GIVEN PROBLEM A = Rewrite the listing lines from the one containing "item-title: Reward Coupon" down to the one containing "chart-word-rad: RAD bbox=[476, 26, 544, 59]", putting "item-label" in place of "item-badge" and keeping everything else the same.
******************************
# Found Decent pruning blade for Invasive Honeysuckle (Sawzall 48-00-1303 )



## elric (Dec 23, 2022)

Folks, after dabbling with Zetsaws from Japan, Bosch, Milwaukee "AXE", and a few others that escape me, I came across the *Sawzall 48-00-1303 5 TPI Pruning Blade*, Swiss Made that is 0.062" thick. Zetsaws at best are 0.050, and tend to snap at the tang. Bosch bend like a banana if you hit a trunk beyond the one you are cutting. Carbide teeth may be useful for cutting in ground, but I don't do that much.

About $30 for a 5pk, but they last longer, haven't snapped one at the tang yet, are resistant to bending, but you can bend slight kinks back. For multi-trunked Honeysuckle, the 12" blade comes in handy. The link is to a retailer here in frigid Wisconsin, where you buy it is up to you.


----------



## Seachaser (Dec 23, 2022)

The only way to get rid of honeysuckle is a strong herbicide or pulling up by the roots. Spray after you cut.
******************************
GIVEN PROBLEM B = Carry on the forum thread about a pruning blade for invasive honeysuckle from where it stops.

STORED RECORDS =
******************************
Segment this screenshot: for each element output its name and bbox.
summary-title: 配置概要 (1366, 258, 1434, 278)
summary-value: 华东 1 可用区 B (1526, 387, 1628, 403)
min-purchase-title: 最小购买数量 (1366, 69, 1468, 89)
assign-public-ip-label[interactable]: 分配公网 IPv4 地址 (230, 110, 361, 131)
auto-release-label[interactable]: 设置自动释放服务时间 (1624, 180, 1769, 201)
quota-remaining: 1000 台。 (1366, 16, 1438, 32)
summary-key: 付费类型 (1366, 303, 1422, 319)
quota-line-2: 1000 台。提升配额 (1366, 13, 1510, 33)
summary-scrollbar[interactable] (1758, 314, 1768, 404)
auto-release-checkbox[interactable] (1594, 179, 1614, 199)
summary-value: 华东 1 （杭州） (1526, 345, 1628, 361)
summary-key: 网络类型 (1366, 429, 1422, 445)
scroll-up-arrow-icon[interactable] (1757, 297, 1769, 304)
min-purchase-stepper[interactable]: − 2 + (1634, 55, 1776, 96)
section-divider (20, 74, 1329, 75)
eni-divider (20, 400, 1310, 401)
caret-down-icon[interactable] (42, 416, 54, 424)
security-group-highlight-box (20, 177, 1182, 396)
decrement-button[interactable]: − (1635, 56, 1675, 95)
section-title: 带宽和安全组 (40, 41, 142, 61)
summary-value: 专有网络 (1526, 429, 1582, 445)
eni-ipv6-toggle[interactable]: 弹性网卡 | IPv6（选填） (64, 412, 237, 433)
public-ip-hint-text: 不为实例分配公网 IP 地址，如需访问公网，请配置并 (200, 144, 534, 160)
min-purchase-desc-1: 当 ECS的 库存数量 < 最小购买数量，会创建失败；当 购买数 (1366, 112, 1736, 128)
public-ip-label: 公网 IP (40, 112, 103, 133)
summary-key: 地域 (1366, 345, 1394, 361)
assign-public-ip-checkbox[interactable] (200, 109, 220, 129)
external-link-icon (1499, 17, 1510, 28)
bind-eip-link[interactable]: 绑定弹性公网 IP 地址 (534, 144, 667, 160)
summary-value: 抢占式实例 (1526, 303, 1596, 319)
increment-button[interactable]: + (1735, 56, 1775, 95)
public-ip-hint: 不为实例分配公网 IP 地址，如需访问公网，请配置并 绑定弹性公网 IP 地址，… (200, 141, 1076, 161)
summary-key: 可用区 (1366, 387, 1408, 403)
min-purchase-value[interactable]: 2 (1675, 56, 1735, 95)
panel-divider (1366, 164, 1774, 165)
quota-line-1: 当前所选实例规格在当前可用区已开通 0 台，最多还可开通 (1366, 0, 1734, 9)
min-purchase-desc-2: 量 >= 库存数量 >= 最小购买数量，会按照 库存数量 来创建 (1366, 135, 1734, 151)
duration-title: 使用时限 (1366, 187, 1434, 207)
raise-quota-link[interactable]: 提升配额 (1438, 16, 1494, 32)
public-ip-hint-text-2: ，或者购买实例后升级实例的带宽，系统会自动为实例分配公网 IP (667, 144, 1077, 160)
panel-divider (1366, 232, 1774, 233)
******************************
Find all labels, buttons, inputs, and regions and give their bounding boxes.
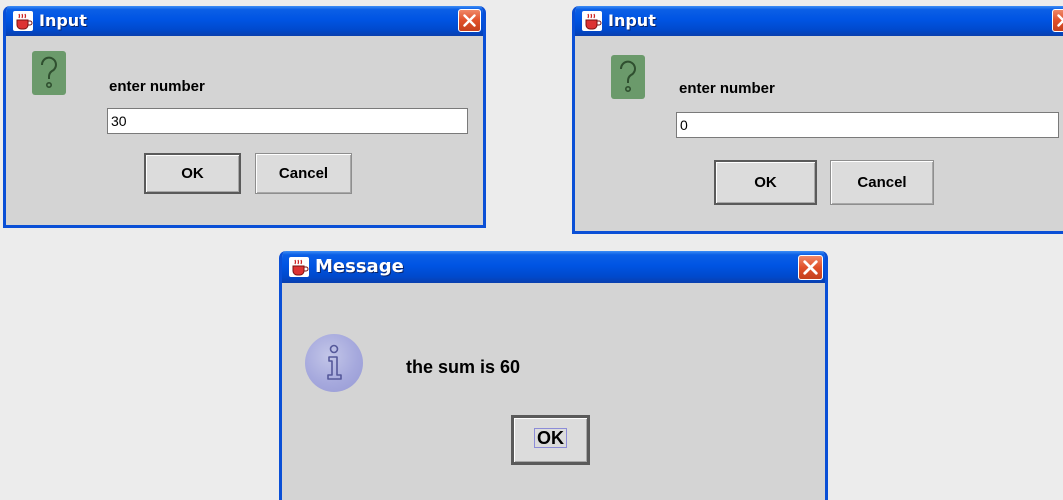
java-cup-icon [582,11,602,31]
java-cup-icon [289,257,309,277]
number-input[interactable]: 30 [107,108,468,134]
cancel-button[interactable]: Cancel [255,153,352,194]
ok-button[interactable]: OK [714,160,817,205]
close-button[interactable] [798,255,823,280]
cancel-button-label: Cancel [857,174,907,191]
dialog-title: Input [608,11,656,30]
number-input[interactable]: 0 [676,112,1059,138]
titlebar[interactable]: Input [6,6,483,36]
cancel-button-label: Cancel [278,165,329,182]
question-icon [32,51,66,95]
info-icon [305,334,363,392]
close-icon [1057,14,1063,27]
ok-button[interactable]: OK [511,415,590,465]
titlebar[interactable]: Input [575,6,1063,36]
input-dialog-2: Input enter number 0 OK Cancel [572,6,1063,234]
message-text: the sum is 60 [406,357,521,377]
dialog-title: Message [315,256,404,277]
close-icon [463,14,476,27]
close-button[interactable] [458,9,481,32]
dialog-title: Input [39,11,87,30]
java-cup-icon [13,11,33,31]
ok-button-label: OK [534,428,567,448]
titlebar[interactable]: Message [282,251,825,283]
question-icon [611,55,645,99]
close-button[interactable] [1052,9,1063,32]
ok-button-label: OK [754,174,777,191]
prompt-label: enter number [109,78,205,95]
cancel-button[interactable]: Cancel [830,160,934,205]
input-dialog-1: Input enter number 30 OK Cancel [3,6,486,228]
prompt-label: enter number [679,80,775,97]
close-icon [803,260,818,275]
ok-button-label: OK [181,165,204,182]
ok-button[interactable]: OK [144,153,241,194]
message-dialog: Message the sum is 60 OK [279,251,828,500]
******************************
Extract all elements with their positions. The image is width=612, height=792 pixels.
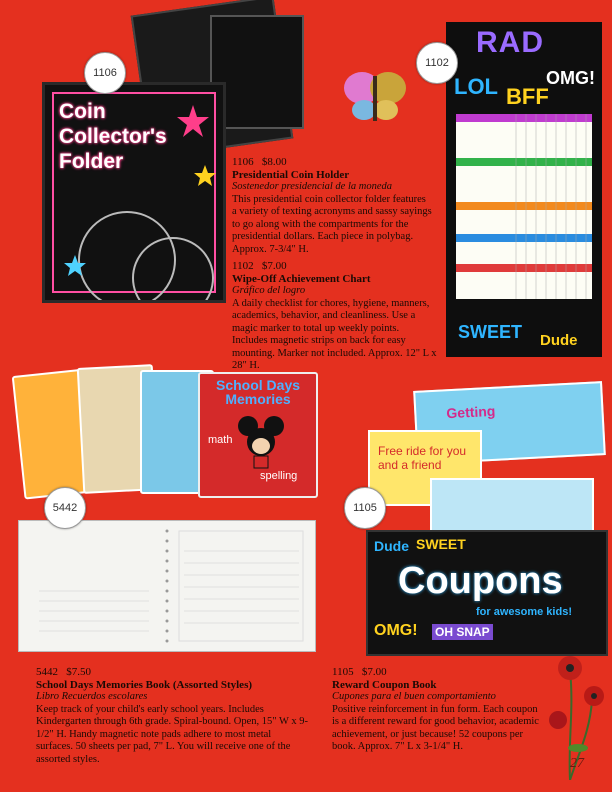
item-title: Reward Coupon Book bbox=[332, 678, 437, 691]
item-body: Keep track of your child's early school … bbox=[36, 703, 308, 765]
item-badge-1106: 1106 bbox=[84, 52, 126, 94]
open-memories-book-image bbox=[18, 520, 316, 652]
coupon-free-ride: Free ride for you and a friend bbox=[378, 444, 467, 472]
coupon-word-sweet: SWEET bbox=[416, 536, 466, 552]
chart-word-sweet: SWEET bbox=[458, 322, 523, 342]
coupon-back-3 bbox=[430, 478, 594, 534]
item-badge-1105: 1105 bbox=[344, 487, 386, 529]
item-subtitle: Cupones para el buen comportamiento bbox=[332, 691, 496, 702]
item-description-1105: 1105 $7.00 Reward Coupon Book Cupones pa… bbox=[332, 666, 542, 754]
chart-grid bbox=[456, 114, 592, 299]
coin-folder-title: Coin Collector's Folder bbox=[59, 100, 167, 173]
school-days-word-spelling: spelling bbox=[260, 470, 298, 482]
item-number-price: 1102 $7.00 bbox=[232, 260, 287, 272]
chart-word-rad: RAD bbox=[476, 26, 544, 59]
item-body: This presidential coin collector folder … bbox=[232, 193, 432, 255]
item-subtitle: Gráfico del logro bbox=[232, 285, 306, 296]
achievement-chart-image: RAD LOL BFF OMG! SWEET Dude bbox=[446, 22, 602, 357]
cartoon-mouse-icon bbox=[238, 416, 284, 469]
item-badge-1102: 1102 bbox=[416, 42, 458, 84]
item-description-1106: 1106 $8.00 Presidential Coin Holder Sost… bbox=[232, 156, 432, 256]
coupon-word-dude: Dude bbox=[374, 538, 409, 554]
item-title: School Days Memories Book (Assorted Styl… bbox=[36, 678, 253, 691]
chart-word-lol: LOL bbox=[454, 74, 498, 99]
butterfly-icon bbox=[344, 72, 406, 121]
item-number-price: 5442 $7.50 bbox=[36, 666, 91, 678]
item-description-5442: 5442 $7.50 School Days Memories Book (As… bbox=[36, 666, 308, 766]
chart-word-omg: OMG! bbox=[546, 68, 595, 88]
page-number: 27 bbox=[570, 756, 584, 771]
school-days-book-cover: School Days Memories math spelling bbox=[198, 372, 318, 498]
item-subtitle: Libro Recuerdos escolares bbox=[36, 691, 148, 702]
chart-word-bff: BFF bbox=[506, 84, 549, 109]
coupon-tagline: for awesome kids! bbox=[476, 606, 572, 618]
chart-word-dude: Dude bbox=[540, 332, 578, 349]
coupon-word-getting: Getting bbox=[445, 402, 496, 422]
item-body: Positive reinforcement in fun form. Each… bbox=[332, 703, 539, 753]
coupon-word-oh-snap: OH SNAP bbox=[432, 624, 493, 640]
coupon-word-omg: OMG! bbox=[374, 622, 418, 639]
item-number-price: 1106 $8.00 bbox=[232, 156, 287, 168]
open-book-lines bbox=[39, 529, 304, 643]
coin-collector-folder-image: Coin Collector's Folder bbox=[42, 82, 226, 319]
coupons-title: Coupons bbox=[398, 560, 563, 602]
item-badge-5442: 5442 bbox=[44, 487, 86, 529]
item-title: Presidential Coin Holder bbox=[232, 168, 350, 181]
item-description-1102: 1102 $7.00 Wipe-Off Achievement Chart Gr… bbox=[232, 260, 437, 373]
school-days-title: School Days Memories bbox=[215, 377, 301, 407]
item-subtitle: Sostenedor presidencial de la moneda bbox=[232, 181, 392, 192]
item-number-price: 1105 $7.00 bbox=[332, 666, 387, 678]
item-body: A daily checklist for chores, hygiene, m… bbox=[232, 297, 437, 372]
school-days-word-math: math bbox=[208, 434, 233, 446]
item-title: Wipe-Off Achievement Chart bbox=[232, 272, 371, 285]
******************************
EXPECTED ANSWER A =
item-title: Reward Coupon Book bbox=[332, 678, 437, 691]
item-body: Keep track of your child's early school … bbox=[36, 703, 308, 765]
item-label-1106: 1106 bbox=[84, 52, 126, 94]
open-memories-book-image bbox=[18, 520, 316, 652]
coupon-free-ride: Free ride for you and a friend bbox=[378, 444, 467, 472]
coupon-word-sweet: SWEET bbox=[416, 536, 466, 552]
chart-word-sweet: SWEET bbox=[458, 322, 523, 342]
coupon-back-3 bbox=[430, 478, 594, 534]
item-label-1105: 1105 bbox=[344, 487, 386, 529]
item-subtitle: Cupones para el buen comportamiento bbox=[332, 691, 496, 702]
item-description-1105: 1105 $7.00 Reward Coupon Book Cupones pa… bbox=[332, 666, 542, 754]
chart-grid bbox=[456, 114, 592, 299]
coin-folder-title: Coin Collector's Folder bbox=[59, 100, 167, 173]
school-days-word-spelling: spelling bbox=[260, 470, 298, 482]
item-number-price: 1102 $7.00 bbox=[232, 260, 287, 272]
chart-word-rad: RAD bbox=[476, 26, 544, 59]

EXPECTED ANSWER B =
----------



## elric (Dec 23, 2022)

WI DNR recommends cut and paint. I don't do foilar. %25 Glyphosate is what the doctor ordered and why the preacher danced. As long as you don't forget to paint the stumps, it doesn't come back.

Cut n paint even works if you have to cut a few feet up from the ground. Useful if you find a Kraken with multiple 5" trunks...


----------



## Franny K (Jan 4, 2023)

Is this trumpet honeysuckle?


----------



## esean (Monday at 11:07 PM)

I assume they're discussing the non-native invasive bush honeysuckles - Amur, Tatarian and Morrow's. Trumpet honeysuckle is a native vining honeysuckle.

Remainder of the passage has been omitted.